### Records from a dataset

▬▬▬▬▬▬

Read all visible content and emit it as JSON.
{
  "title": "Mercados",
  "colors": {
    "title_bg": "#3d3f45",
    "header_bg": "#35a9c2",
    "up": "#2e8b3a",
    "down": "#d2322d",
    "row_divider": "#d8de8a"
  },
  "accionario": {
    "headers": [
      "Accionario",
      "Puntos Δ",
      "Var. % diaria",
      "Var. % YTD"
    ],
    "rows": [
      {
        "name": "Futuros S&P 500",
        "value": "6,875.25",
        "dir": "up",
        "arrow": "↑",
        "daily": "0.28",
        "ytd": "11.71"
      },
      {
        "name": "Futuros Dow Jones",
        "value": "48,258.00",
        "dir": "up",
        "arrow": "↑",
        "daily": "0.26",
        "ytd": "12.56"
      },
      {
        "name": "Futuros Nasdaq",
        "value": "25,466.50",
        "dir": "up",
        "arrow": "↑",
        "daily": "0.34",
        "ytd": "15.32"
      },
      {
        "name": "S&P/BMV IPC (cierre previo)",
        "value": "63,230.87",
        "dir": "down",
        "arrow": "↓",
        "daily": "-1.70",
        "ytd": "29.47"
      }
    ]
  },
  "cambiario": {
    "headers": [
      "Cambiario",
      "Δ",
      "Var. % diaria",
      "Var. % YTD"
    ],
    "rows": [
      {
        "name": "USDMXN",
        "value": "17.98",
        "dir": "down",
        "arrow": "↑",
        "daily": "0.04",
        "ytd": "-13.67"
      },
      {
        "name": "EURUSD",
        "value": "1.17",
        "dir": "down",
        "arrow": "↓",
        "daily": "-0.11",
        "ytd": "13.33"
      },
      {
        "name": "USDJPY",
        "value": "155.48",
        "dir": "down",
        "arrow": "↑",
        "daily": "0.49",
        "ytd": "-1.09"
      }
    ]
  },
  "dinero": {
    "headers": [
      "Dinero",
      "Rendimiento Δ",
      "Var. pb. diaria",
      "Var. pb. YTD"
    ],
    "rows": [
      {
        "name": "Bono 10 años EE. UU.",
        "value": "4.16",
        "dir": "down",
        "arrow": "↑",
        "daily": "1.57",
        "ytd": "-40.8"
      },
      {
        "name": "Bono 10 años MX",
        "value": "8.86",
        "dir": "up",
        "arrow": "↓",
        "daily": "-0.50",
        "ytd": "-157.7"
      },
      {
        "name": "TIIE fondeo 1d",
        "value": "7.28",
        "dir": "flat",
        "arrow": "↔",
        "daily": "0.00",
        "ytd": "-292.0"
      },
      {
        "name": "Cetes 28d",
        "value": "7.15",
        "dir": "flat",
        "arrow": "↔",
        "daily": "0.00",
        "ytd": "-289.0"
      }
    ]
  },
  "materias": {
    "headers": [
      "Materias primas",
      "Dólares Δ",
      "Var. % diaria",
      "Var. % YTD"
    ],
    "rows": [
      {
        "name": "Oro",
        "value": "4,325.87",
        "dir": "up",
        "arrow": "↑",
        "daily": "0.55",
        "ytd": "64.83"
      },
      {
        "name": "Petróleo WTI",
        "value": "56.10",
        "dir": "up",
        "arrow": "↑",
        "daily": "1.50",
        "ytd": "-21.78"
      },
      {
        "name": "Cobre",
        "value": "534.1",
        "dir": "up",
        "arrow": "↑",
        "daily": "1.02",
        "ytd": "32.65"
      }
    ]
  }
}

▬▬▬▬▬▬

### SHORT EXERCISE
List every line above containing the word "Bono".

### OUTPUT
        "name": "Bono 10 años EE. UU.",
        "name": "Bono 10 años MX",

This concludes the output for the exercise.